• [Task goal]: Tally the lines holding the string "name" and reply with that number alone.

== == ==

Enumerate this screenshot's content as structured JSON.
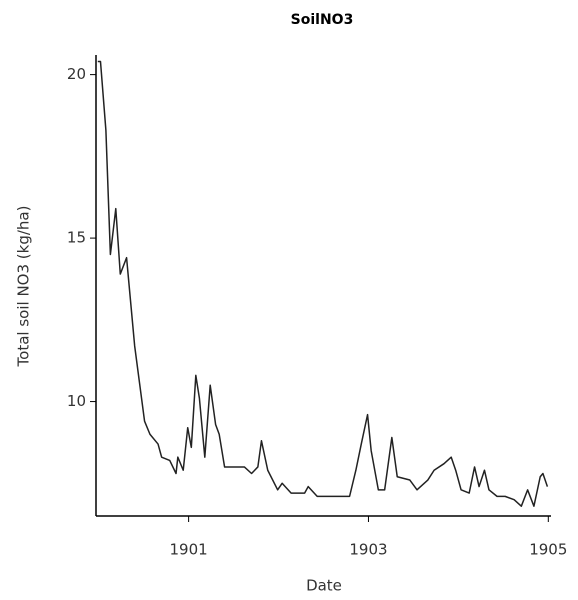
{
  "chart_data": {
    "type": "line",
    "title": "SoilNO3",
    "x_label": "Date",
    "y_label": "Total soil NO3 (kg/ha)",
    "x": [
      1899.99,
      1900.02,
      1900.08,
      1900.13,
      1900.19,
      1900.24,
      1900.31,
      1900.4,
      1900.51,
      1900.57,
      1900.66,
      1900.7,
      1900.79,
      1900.86,
      1900.88,
      1900.94,
      1900.99,
      1901.03,
      1901.08,
      1901.12,
      1901.18,
      1901.24,
      1901.3,
      1901.34,
      1901.4,
      1901.51,
      1901.62,
      1901.7,
      1901.77,
      1901.81,
      1901.88,
      1901.99,
      1902.04,
      1902.14,
      1902.29,
      1902.33,
      1902.43,
      1902.62,
      1902.79,
      1902.86,
      1902.92,
      1902.99,
      1903.03,
      1903.11,
      1903.18,
      1903.26,
      1903.32,
      1903.46,
      1903.54,
      1903.66,
      1903.73,
      1903.84,
      1903.92,
      1903.97,
      1904.03,
      1904.12,
      1904.18,
      1904.23,
      1904.29,
      1904.34,
      1904.43,
      1904.52,
      1904.62,
      1904.7,
      1904.77,
      1904.84,
      1904.91,
      1904.94,
      1904.99
    ],
    "series": [
      {
        "color": "#222222",
        "values": [
          20.4,
          20.4,
          18.3,
          14.5,
          15.9,
          13.9,
          14.4,
          11.7,
          9.4,
          9.0,
          8.7,
          8.3,
          8.2,
          7.8,
          8.3,
          7.9,
          9.2,
          8.6,
          10.8,
          10.1,
          8.3,
          10.5,
          9.3,
          9.0,
          8.0,
          8.0,
          8.0,
          7.8,
          8.0,
          8.8,
          7.9,
          7.3,
          7.5,
          7.2,
          7.2,
          7.4,
          7.1,
          7.1,
          7.1,
          7.9,
          8.7,
          9.6,
          8.5,
          7.3,
          7.3,
          8.9,
          7.7,
          7.6,
          7.3,
          7.6,
          7.9,
          8.1,
          8.3,
          7.9,
          7.3,
          7.2,
          8.0,
          7.4,
          7.9,
          7.3,
          7.1,
          7.1,
          7.0,
          6.8,
          7.3,
          6.8,
          7.7,
          7.8,
          7.4
        ]
      }
    ],
    "xlim": [
      1899.97,
      1905.03
    ],
    "xticks": [
      1901,
      1903,
      1905
    ],
    "ylim": [
      6.5,
      20.6
    ],
    "yticks": [
      10,
      15,
      20
    ]
  }
}
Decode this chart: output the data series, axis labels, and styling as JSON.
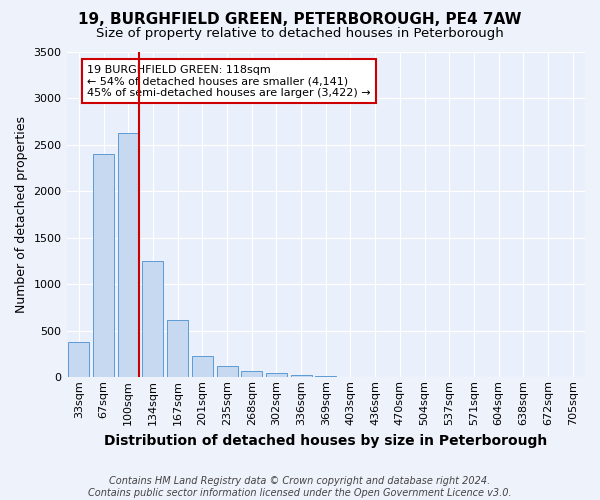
{
  "title": "19, BURGHFIELD GREEN, PETERBOROUGH, PE4 7AW",
  "subtitle": "Size of property relative to detached houses in Peterborough",
  "xlabel": "Distribution of detached houses by size in Peterborough",
  "ylabel": "Number of detached properties",
  "footnote1": "Contains HM Land Registry data © Crown copyright and database right 2024.",
  "footnote2": "Contains public sector information licensed under the Open Government Licence v3.0.",
  "annotation_line1": "19 BURGHFIELD GREEN: 118sqm",
  "annotation_line2": "← 54% of detached houses are smaller (4,141)",
  "annotation_line3": "45% of semi-detached houses are larger (3,422) →",
  "bar_color": "#c6d9f1",
  "bar_edge_color": "#5b9bd5",
  "ref_line_color": "#cc0000",
  "categories": [
    "33sqm",
    "67sqm",
    "100sqm",
    "134sqm",
    "167sqm",
    "201sqm",
    "235sqm",
    "268sqm",
    "302sqm",
    "336sqm",
    "369sqm",
    "403sqm",
    "436sqm",
    "470sqm",
    "504sqm",
    "537sqm",
    "571sqm",
    "604sqm",
    "638sqm",
    "672sqm",
    "705sqm"
  ],
  "values": [
    380,
    2400,
    2620,
    1250,
    620,
    230,
    120,
    70,
    50,
    30,
    12,
    5,
    2,
    1,
    1,
    0,
    0,
    0,
    0,
    0,
    0
  ],
  "ref_bar_index": 2,
  "ylim": [
    0,
    3500
  ],
  "yticks": [
    0,
    500,
    1000,
    1500,
    2000,
    2500,
    3000,
    3500
  ],
  "background_color": "#eef2fb",
  "plot_bg_color": "#eaf0fb",
  "grid_color": "#ffffff",
  "title_fontsize": 11,
  "subtitle_fontsize": 9.5,
  "ylabel_fontsize": 9,
  "xlabel_fontsize": 10,
  "tick_fontsize": 8,
  "annotation_fontsize": 8,
  "annotation_box_color": "#ffffff",
  "annotation_box_edge": "#cc0000",
  "footnote_fontsize": 7
}
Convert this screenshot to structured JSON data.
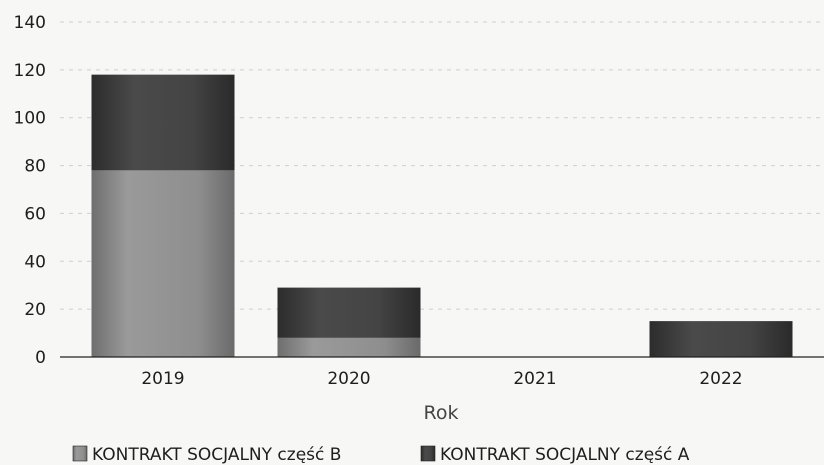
{
  "chart_data": {
    "type": "bar",
    "stacked": true,
    "categories": [
      "2019",
      "2020",
      "2021",
      "2022"
    ],
    "series": [
      {
        "name": "KONTRAKT SOCJALNY część B",
        "values": [
          78,
          8,
          0,
          0
        ],
        "color": "#8c8c8c"
      },
      {
        "name": "KONTRAKT SOCJALNY część A",
        "values": [
          40,
          21,
          0,
          15
        ],
        "color": "#3f3f3f"
      }
    ],
    "ylim": [
      0,
      140
    ],
    "yticks": [
      0,
      20,
      40,
      60,
      80,
      100,
      120,
      140
    ],
    "xlabel": "Rok",
    "ylabel": "",
    "grid": true,
    "legend_position": "bottom"
  }
}
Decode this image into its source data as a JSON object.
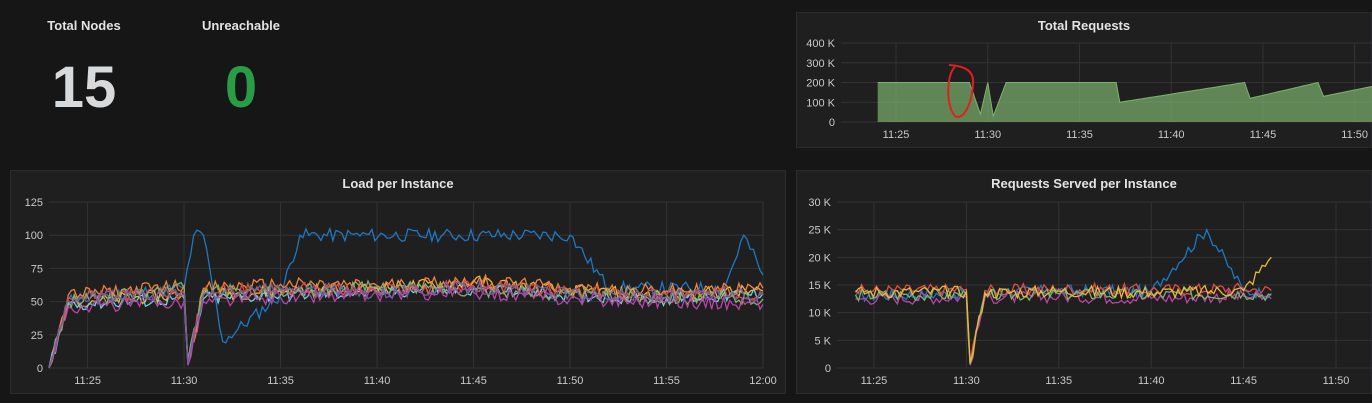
{
  "stats": {
    "total_nodes": {
      "title": "Total Nodes",
      "value": "15",
      "color": "#d8d9da"
    },
    "unreachable": {
      "title": "Unreachable",
      "value": "0",
      "color": "#299c46"
    }
  },
  "panels": {
    "total_requests": {
      "title": "Total Requests"
    },
    "load_per_instance": {
      "title": "Load per Instance"
    },
    "requests_served": {
      "title": "Requests Served per Instance"
    }
  },
  "chart_data": [
    {
      "id": "total_requests",
      "type": "area",
      "title": "Total Requests",
      "x_ticks": [
        "11:25",
        "11:30",
        "11:35",
        "11:40",
        "11:45",
        "11:50"
      ],
      "y_ticks": [
        "0",
        "100 K",
        "200 K",
        "300 K",
        "400 K"
      ],
      "ylim": [
        0,
        400000
      ],
      "grid": true,
      "series": [
        {
          "color": "#7eb26d",
          "x": [
            "11:24",
            "11:29",
            "11:29.6",
            "11:30",
            "11:30.3",
            "11:31",
            "11:37",
            "11:37.2",
            "11:44",
            "11:44.3",
            "11:48",
            "11:48.3",
            "11:52"
          ],
          "y": [
            200000,
            200000,
            40000,
            200000,
            30000,
            200000,
            200000,
            100000,
            200000,
            120000,
            200000,
            130000,
            200000
          ]
        }
      ],
      "annotations": [
        "red circled dip near 11:30"
      ]
    },
    {
      "id": "load_per_instance",
      "type": "line",
      "title": "Load per Instance",
      "x_ticks": [
        "11:25",
        "11:30",
        "11:35",
        "11:40",
        "11:45",
        "11:50",
        "11:55",
        "12:00"
      ],
      "y_ticks": [
        "0",
        "25",
        "50",
        "75",
        "100",
        "125"
      ],
      "ylim": [
        0,
        125
      ],
      "grid": true,
      "series_count": 15,
      "series": [
        {
          "color": "#1f78c1",
          "x": [
            "11:23",
            "11:24",
            "11:30",
            "11:30.5",
            "11:31",
            "11:32",
            "11:35",
            "11:36",
            "11:50",
            "11:52",
            "11:58",
            "11:59",
            "12:00"
          ],
          "y": [
            0,
            52,
            60,
            100,
            100,
            20,
            55,
            100,
            100,
            60,
            60,
            100,
            70
          ]
        },
        {
          "color": "#eab839",
          "x": [
            "11:23",
            "11:24",
            "11:30",
            "11:30.2",
            "11:31",
            "11:35",
            "11:40",
            "11:45",
            "11:50",
            "11:55",
            "12:00"
          ],
          "y": [
            0,
            50,
            55,
            5,
            55,
            58,
            60,
            65,
            58,
            55,
            58
          ]
        },
        {
          "color": "#6ed0e0",
          "x": [
            "11:23",
            "11:24",
            "11:30",
            "11:30.2",
            "11:31",
            "11:35",
            "11:40",
            "11:45",
            "11:50",
            "11:55",
            "12:00"
          ],
          "y": [
            0,
            48,
            52,
            3,
            52,
            55,
            57,
            60,
            55,
            52,
            56
          ]
        },
        {
          "color": "#ef843c",
          "x": [
            "11:23",
            "11:24",
            "11:30",
            "11:30.2",
            "11:31",
            "11:35",
            "11:40",
            "11:45",
            "11:50",
            "11:55",
            "12:00"
          ],
          "y": [
            0,
            55,
            62,
            4,
            60,
            63,
            62,
            66,
            60,
            58,
            60
          ]
        },
        {
          "color": "#e24d42",
          "x": [
            "11:23",
            "11:24",
            "11:30",
            "11:30.2",
            "11:31",
            "11:35",
            "11:40",
            "11:45",
            "11:50",
            "11:55",
            "12:00"
          ],
          "y": [
            0,
            53,
            57,
            3,
            57,
            60,
            58,
            62,
            57,
            55,
            57
          ]
        },
        {
          "color": "#7eb26d",
          "x": [
            "11:23",
            "11:24",
            "11:30",
            "11:30.2",
            "11:31",
            "11:35",
            "11:40",
            "11:45",
            "11:50",
            "11:55",
            "12:00"
          ],
          "y": [
            0,
            50,
            60,
            5,
            58,
            57,
            61,
            59,
            55,
            53,
            52
          ]
        },
        {
          "color": "#ba43a9",
          "x": [
            "11:23",
            "11:24",
            "11:30",
            "11:30.2",
            "11:31",
            "11:35",
            "11:40",
            "11:45",
            "11:50",
            "11:55",
            "12:00"
          ],
          "y": [
            0,
            46,
            50,
            2,
            50,
            53,
            55,
            57,
            52,
            50,
            48
          ]
        },
        {
          "color": "#705da0",
          "x": [
            "11:23",
            "11:24",
            "11:30",
            "11:30.2",
            "11:31",
            "11:35",
            "11:40",
            "11:45",
            "11:50",
            "11:55",
            "12:00"
          ],
          "y": [
            0,
            51,
            56,
            3,
            55,
            59,
            57,
            61,
            56,
            54,
            55
          ]
        }
      ]
    },
    {
      "id": "requests_served",
      "type": "line",
      "title": "Requests Served per Instance",
      "x_ticks": [
        "11:25",
        "11:30",
        "11:35",
        "11:40",
        "11:45",
        "11:50"
      ],
      "y_ticks": [
        "0",
        "5 K",
        "10 K",
        "15 K",
        "20 K",
        "25 K",
        "30 K"
      ],
      "ylim": [
        0,
        30000
      ],
      "grid": true,
      "series_count": 15,
      "series": [
        {
          "color": "#1f78c1",
          "x": [
            "11:24",
            "11:30",
            "11:30.2",
            "11:31",
            "11:35",
            "11:40",
            "11:43",
            "11:45",
            "11:46.5"
          ],
          "y": [
            13000,
            13500,
            1000,
            13500,
            14000,
            13800,
            25000,
            13900,
            13500
          ]
        },
        {
          "color": "#e24d42",
          "x": [
            "11:24",
            "11:30",
            "11:30.2",
            "11:31",
            "11:35",
            "11:40",
            "11:45",
            "11:46.5"
          ],
          "y": [
            14000,
            14200,
            800,
            14000,
            14300,
            14100,
            14400,
            14000
          ]
        },
        {
          "color": "#ba43a9",
          "x": [
            "11:24",
            "11:30",
            "11:30.2",
            "11:31",
            "11:35",
            "11:40",
            "11:45",
            "11:46.5"
          ],
          "y": [
            12500,
            12800,
            500,
            12700,
            12900,
            12600,
            13000,
            12500
          ]
        },
        {
          "color": "#7eb26d",
          "x": [
            "11:24",
            "11:30",
            "11:30.2",
            "11:31",
            "11:35",
            "11:40",
            "11:45",
            "11:46.5"
          ],
          "y": [
            13200,
            13300,
            700,
            13100,
            13400,
            13200,
            13500,
            13200
          ]
        },
        {
          "color": "#eab839",
          "x": [
            "11:24",
            "11:30",
            "11:30.2",
            "11:31",
            "11:35",
            "11:40",
            "11:45",
            "11:46.5"
          ],
          "y": [
            13700,
            13800,
            900,
            13600,
            13900,
            13700,
            14000,
            20000
          ]
        }
      ]
    }
  ]
}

== == ==

• [Finished exercise]: 2